- **WHAT YOU HAVE TO DO**
Search the records for "Kern". Copy every line where it appears.

** start RECORDS SHOWN **

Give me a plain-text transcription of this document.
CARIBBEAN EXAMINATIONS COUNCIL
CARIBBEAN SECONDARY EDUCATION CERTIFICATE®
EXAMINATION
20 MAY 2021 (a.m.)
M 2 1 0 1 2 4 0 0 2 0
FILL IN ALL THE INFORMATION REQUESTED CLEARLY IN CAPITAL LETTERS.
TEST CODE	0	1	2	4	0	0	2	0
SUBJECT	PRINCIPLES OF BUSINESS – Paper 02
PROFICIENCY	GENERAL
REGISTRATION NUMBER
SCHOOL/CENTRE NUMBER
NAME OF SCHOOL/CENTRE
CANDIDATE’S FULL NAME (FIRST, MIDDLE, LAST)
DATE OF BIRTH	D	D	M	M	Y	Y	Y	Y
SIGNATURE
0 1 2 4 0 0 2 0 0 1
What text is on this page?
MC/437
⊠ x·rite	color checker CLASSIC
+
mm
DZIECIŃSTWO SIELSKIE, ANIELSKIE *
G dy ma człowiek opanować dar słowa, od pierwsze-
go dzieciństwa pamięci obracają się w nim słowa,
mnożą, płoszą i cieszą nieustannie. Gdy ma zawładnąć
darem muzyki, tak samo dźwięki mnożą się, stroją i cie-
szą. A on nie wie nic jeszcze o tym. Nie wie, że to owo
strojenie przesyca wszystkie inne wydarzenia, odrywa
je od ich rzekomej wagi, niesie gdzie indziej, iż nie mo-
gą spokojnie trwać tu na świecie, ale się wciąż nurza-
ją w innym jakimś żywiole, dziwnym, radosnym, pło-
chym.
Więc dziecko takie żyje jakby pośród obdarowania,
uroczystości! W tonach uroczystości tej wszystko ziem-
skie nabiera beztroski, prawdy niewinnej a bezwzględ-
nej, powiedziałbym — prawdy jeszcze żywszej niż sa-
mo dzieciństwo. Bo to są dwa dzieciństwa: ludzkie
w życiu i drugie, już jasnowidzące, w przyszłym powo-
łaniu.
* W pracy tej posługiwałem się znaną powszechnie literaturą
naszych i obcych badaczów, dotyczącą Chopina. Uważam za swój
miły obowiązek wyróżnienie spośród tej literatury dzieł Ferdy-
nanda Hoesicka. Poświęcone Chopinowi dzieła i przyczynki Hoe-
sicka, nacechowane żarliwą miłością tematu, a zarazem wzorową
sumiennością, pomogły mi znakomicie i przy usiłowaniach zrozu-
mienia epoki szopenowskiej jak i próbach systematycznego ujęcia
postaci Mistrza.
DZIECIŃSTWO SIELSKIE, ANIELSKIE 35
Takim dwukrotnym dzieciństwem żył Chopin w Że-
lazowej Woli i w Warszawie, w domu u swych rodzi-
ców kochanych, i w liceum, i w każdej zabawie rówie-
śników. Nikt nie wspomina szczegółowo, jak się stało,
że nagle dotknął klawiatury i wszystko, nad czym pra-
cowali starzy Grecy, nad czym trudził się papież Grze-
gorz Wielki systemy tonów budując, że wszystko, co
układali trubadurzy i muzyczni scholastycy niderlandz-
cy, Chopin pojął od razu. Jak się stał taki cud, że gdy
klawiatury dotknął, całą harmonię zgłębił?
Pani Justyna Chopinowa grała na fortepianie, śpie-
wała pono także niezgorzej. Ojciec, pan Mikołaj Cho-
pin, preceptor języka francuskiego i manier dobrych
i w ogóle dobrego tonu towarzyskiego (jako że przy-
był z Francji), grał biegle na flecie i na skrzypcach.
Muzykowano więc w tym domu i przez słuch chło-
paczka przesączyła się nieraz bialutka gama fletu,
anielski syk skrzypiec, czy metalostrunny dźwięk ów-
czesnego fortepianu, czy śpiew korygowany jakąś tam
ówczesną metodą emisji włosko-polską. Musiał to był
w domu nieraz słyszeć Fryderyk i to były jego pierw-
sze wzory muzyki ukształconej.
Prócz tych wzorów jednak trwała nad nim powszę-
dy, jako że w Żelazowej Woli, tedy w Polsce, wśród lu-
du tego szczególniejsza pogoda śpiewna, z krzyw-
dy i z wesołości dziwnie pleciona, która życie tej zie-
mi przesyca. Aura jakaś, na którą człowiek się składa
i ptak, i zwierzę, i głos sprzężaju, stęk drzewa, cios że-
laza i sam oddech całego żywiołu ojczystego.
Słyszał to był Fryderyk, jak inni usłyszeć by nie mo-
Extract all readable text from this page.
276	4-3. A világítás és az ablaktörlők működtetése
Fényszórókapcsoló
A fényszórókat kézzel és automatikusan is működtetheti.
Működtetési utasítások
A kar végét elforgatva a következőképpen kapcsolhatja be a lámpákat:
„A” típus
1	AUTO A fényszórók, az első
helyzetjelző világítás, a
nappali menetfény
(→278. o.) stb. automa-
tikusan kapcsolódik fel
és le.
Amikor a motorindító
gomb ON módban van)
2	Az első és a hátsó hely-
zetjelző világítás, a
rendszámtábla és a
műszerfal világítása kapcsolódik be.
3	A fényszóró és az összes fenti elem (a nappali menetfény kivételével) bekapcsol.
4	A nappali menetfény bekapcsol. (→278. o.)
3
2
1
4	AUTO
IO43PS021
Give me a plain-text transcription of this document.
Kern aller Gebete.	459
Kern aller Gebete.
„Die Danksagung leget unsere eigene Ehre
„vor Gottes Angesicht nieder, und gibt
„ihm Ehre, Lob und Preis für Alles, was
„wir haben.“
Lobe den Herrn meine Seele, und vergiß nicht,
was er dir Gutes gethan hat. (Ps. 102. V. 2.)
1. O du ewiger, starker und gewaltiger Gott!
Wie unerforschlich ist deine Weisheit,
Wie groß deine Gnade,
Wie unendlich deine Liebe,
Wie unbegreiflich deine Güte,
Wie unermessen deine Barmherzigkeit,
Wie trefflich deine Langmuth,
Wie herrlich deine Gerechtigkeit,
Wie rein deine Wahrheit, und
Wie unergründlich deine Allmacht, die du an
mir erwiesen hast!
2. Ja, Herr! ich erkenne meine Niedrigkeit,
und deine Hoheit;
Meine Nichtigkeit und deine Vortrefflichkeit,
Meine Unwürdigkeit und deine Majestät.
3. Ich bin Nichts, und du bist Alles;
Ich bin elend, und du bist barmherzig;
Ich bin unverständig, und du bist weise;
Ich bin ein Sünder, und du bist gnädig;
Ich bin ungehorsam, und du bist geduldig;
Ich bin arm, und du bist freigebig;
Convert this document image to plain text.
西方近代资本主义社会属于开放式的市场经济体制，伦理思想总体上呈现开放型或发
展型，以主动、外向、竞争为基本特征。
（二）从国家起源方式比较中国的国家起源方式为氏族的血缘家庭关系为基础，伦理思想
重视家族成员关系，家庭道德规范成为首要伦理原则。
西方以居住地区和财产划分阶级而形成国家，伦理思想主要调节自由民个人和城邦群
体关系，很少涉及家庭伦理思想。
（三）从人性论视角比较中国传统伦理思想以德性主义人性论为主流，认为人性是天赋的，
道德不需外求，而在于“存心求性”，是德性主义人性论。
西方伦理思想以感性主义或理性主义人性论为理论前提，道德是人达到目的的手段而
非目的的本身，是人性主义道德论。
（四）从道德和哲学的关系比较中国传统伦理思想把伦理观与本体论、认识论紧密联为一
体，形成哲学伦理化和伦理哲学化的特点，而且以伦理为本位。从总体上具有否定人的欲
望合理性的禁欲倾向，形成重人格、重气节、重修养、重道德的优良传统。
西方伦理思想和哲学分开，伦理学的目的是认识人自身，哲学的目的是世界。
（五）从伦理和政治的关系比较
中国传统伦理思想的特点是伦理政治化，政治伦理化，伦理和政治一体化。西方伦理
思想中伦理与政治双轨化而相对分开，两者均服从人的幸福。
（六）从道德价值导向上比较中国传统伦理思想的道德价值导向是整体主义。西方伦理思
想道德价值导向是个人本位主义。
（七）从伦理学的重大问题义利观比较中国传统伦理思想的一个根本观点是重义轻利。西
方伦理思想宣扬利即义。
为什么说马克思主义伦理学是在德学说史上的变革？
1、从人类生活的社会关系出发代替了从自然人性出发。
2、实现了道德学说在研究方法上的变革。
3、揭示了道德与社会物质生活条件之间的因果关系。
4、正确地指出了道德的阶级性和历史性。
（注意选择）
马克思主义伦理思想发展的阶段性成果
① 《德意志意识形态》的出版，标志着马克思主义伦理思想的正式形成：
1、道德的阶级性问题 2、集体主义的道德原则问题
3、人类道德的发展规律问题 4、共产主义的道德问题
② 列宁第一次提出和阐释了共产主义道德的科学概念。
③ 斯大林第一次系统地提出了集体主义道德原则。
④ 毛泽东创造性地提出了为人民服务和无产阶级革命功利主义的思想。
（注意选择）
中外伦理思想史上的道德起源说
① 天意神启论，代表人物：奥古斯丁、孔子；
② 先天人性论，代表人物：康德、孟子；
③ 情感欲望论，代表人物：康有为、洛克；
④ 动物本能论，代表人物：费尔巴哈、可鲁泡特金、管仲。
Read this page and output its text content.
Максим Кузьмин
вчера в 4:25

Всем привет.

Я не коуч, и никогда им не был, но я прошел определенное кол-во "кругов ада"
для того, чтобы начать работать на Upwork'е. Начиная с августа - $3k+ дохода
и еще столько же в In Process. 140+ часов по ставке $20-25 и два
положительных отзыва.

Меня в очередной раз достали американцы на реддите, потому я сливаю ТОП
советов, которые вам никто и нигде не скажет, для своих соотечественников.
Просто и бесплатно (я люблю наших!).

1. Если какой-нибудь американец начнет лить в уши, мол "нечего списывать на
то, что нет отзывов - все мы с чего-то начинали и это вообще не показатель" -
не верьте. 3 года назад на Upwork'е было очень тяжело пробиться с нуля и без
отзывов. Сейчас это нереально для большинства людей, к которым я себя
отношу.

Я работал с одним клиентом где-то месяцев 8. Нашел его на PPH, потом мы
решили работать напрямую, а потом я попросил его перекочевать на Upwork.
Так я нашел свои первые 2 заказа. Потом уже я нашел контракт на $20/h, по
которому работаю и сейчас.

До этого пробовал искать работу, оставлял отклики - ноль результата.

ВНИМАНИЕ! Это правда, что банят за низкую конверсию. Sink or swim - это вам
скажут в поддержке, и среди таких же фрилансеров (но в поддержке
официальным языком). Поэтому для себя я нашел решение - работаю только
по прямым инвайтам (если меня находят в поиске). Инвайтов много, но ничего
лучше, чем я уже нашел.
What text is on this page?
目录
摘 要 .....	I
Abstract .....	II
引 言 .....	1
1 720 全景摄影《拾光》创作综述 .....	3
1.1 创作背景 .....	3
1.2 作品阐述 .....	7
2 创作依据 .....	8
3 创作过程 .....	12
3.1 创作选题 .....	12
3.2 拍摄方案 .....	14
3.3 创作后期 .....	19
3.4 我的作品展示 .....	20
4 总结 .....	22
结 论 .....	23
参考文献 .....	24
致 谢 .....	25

** end RECORDS SHOWN **

- **ANSWER**
Kern aller Gebete.	459
Kern aller Gebete.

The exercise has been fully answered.